• _Exercise directions_:
Your task is to reproduce the material exactly.
____ Task data
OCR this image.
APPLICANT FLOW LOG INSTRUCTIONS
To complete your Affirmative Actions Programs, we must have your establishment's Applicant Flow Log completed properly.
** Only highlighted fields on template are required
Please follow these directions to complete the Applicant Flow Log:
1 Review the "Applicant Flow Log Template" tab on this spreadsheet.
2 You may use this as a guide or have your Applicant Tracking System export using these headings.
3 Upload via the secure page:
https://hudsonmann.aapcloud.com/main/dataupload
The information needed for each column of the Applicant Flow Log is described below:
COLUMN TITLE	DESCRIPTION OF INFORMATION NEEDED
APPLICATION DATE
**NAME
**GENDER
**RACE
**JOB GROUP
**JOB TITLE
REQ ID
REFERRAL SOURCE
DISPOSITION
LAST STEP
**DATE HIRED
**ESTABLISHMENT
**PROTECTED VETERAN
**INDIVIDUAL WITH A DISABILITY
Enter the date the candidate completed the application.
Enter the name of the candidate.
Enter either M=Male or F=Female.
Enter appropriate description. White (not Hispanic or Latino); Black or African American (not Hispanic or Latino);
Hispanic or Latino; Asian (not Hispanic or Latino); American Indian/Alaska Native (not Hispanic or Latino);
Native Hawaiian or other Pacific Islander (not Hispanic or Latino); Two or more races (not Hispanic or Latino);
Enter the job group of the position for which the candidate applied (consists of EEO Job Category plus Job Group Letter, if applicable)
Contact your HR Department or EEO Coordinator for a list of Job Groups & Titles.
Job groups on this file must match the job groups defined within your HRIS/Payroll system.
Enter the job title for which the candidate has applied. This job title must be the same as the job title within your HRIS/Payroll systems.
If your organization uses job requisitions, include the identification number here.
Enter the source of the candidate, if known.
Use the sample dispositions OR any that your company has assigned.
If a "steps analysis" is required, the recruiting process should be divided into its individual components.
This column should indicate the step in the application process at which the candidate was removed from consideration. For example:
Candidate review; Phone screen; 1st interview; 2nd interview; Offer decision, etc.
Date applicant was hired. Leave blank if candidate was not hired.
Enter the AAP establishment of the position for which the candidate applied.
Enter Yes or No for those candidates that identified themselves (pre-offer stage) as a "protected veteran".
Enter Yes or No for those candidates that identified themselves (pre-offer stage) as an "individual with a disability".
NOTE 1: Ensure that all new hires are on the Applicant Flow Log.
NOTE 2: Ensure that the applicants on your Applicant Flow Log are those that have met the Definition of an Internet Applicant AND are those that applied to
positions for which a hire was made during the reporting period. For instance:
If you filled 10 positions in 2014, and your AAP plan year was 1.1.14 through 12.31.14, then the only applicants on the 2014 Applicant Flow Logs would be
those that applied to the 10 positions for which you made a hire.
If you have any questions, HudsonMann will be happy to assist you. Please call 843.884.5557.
________
• _The output_:
OCR this image.
APPLICANT FLOW LOG INSTRUCTIONS
To complete your Affirmative Actions Programs, we must have your establishment's Applicant Flow Log completed properly.
** Only highlighted fields on template are required
Please follow these directions to complete the Applicant Flow Log:
1 Review the "Applicant Flow Log Template" tab on this spreadsheet.
2 You may use this as a guide or have your Applicant Tracking System export using these headings.
3 Upload via the secure page:
https://hudsonmann.aapcloud.com/main/dataupload
The information needed for each column of the Applicant Flow Log is described below:
COLUMN TITLE	DESCRIPTION OF INFORMATION NEEDED
APPLICATION DATE
**NAME
**GENDER
**RACE
**JOB GROUP
**JOB TITLE
REQ ID
REFERRAL SOURCE
DISPOSITION
LAST STEP
**DATE HIRED
**ESTABLISHMENT
**PROTECTED VETERAN
**INDIVIDUAL WITH A DISABILITY
Enter the date the candidate completed the application.
Enter the name of the candidate.
Enter either M=Male or F=Female.
Enter appropriate description. White (not Hispanic or Latino); Black or African American (not Hispanic or Latino);
Hispanic or Latino; Asian (not Hispanic or Latino); American Indian/Alaska Native (not Hispanic or Latino);
Native Hawaiian or other Pacific Islander (not Hispanic or Latino); Two or more races (not Hispanic or Latino);
Enter the job group of the position for which the candidate applied (consists of EEO Job Category plus Job Group Letter, if applicable)
Contact your HR Department or EEO Coordinator for a list of Job Groups & Titles.
Job groups on this file must match the job groups defined within your HRIS/Payroll system.
Enter the job title for which the candidate has applied. This job title must be the same as the job title within your HRIS/Payroll systems.
If your organization uses job requisitions, include the identification number here.
Enter the source of the candidate, if known.
Use the sample dispositions OR any that your company has assigned.
If a "steps analysis" is required, the recruiting process should be divided into its individual components.
This column should indicate the step in the application process at which the candidate was removed from consideration. For example:
Candidate review; Phone screen; 1st interview; 2nd interview; Offer decision, etc.
Date applicant was hired. Leave blank if candidate was not hired.
Enter the AAP establishment of the position for which the candidate applied.
Enter Yes or No for those candidates that identified themselves (pre-offer stage) as a "protected veteran".
Enter Yes or No for those candidates that identified themselves (pre-offer stage) as an "individual with a disability".
NOTE 1: Ensure that all new hires are on the Applicant Flow Log.
NOTE 2: Ensure that the applicants on your Applicant Flow Log are those that have met the Definition of an Internet Applicant AND are those that applied to
positions for which a hire was made during the reporting period. For instance:
If you filled 10 positions in 2014, and your AAP plan year was 1.1.14 through 12.31.14, then the only applicants on the 2014 Applicant Flow Logs would be
those that applied to the 10 positions for which you made a hire.
If you have any questions, HudsonMann will be happy to assist you. Please call 843.884.5557.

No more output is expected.